The records below must be transcribed exactly. Do not include the pictures.
— Start Record set —
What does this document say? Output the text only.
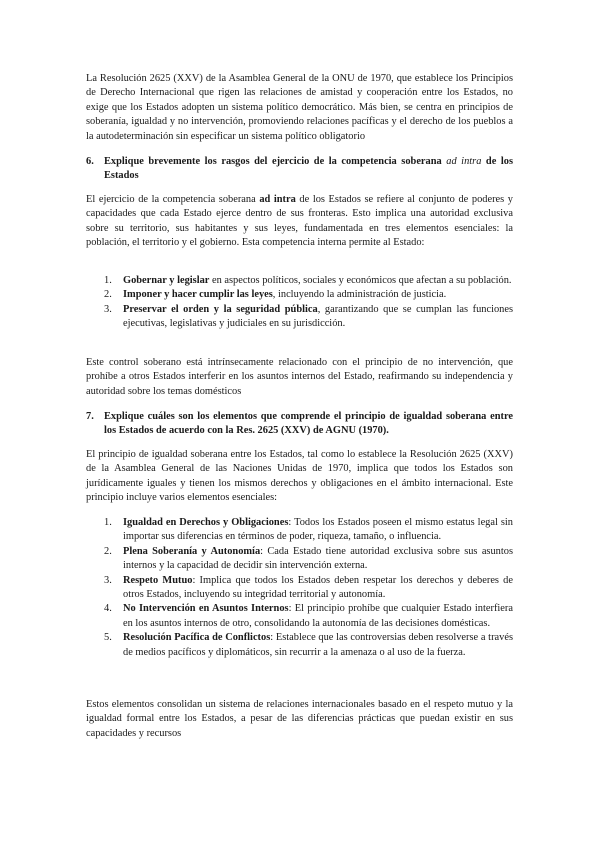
La Resolución 2625 (XXV) de la Asamblea General de la ONU de 1970, que establece los Principios de Derecho Internacional que rigen las relaciones de amistad y cooperación entre los Estados, no exige que los Estados adopten un sistema político democrático. Más bien, se centra en principios de soberanía, igualdad y no intervención, promoviendo relaciones pacíficas y el derecho de los pueblos a la autodeterminación sin especificar un sistema político obligatorio

6. Explique brevemente los rasgos del ejercicio de la competencia soberana ad intra de los Estados

El ejercicio de la competencia soberana ad intra de los Estados se refiere al conjunto de poderes y capacidades que cada Estado ejerce dentro de sus fronteras. Esto implica una autoridad exclusiva sobre su territorio, sus habitantes y sus leyes, fundamentada en tres elementos esenciales: la población, el territorio y el gobierno. Esta competencia interna permite al Estado:

1. Gobernar y legislar en aspectos políticos, sociales y económicos que afectan a su población.
2. Imponer y hacer cumplir las leyes, incluyendo la administración de justicia.
3. Preservar el orden y la seguridad pública, garantizando que se cumplan las funciones ejecutivas, legislativas y judiciales en su jurisdicción.

Este control soberano está intrínsecamente relacionado con el principio de no intervención, que prohíbe a otros Estados interferir en los asuntos internos del Estado, reafirmando su independencia y autoridad sobre los temas domésticos

7. Explique cuáles son los elementos que comprende el principio de igualdad soberana entre los Estados de acuerdo con la Res. 2625 (XXV) de AGNU (1970).

El principio de igualdad soberana entre los Estados, tal como lo establece la Resolución 2625 (XXV) de la Asamblea General de las Naciones Unidas de 1970, implica que todos los Estados son jurídicamente iguales y tienen los mismos derechos y obligaciones en el ámbito internacional. Este principio incluye varios elementos esenciales:

1. Igualdad en Derechos y Obligaciones: Todos los Estados poseen el mismo estatus legal sin importar sus diferencias en términos de poder, riqueza, tamaño, o influencia.
2. Plena Soberanía y Autonomía: Cada Estado tiene autoridad exclusiva sobre sus asuntos internos y la capacidad de decidir sin intervención externa.
3. Respeto Mutuo: Implica que todos los Estados deben respetar los derechos y deberes de otros Estados, incluyendo su integridad territorial y autonomía.
4. No Intervención en Asuntos Internos: El principio prohíbe que cualquier Estado interfiera en los asuntos internos de otro, consolidando la autonomía de las decisiones domésticas.
5. Resolución Pacífica de Conflictos: Establece que las controversias deben resolverse a través de medios pacíficos y diplomáticos, sin recurrir a la amenaza o al uso de la fuerza.

Estos elementos consolidan un sistema de relaciones internacionales basado en el respeto mutuo y la igualdad formal entre los Estados, a pesar de las diferencias prácticas que puedan existir en sus capacidades y recursos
— End Record set —
## Task output
What does this document say? Output the text only.
La Resolución 2625 (XXV) de la Asamblea General de la ONU de 1970, que establece los Principios de Derecho Internacional que rigen las relaciones de amistad y cooperación entre los Estados, no exige que los Estados adopten un sistema político democrático. Más bien, se centra en principios de soberanía, igualdad y no intervención, promoviendo relaciones pacíficas y el derecho de los pueblos a la autodeterminación sin especificar un sistema político obligatorio

6. Explique brevemente los rasgos del ejercicio de la competencia soberana ad intra de los Estados

El ejercicio de la competencia soberana ad intra de los Estados se refiere al conjunto de poderes y capacidades que cada Estado ejerce dentro de sus fronteras. Esto implica una autoridad exclusiva sobre su territorio, sus habitantes y sus leyes, fundamentada en tres elementos esenciales: la población, el territorio y el gobierno. Esta competencia interna permite al Estado:

1. Gobernar y legislar en aspectos políticos, sociales y económicos que afectan a su población.
2. Imponer y hacer cumplir las leyes, incluyendo la administración de justicia.
3. Preservar el orden y la seguridad pública, garantizando que se cumplan las funciones ejecutivas, legislativas y judiciales en su jurisdicción.

Este control soberano está intrínsecamente relacionado con el principio de no intervención, que prohíbe a otros Estados interferir en los asuntos internos del Estado, reafirmando su independencia y autoridad sobre los temas domésticos

7. Explique cuáles son los elementos que comprende el principio de igualdad soberana entre los Estados de acuerdo con la Res. 2625 (XXV) de AGNU (1970).

El principio de igualdad soberana entre los Estados, tal como lo establece la Resolución 2625 (XXV) de la Asamblea General de las Naciones Unidas de 1970, implica que todos los Estados son jurídicamente iguales y tienen los mismos derechos y obligaciones en el ámbito internacional. Este principio incluye varios elementos esenciales:

1. Igualdad en Derechos y Obligaciones: Todos los Estados poseen el mismo estatus legal sin importar sus diferencias en términos de poder, riqueza, tamaño, o influencia.
2. Plena Soberanía y Autonomía: Cada Estado tiene autoridad exclusiva sobre sus asuntos internos y la capacidad de decidir sin intervención externa.
3. Respeto Mutuo: Implica que todos los Estados deben respetar los derechos y deberes de otros Estados, incluyendo su integridad territorial y autonomía.
4. No Intervención en Asuntos Internos: El principio prohíbe que cualquier Estado interfiera en los asuntos internos de otro, consolidando la autonomía de las decisiones domésticas.
5. Resolución Pacífica de Conflictos: Establece que las controversias deben resolverse a través de medios pacíficos y diplomáticos, sin recurrir a la amenaza o al uso de la fuerza.

Estos elementos consolidan un sistema de relaciones internacionales basado en el respeto mutuo y la igualdad formal entre los Estados, a pesar de las diferencias prácticas que puedan existir en sus capacidades y recursos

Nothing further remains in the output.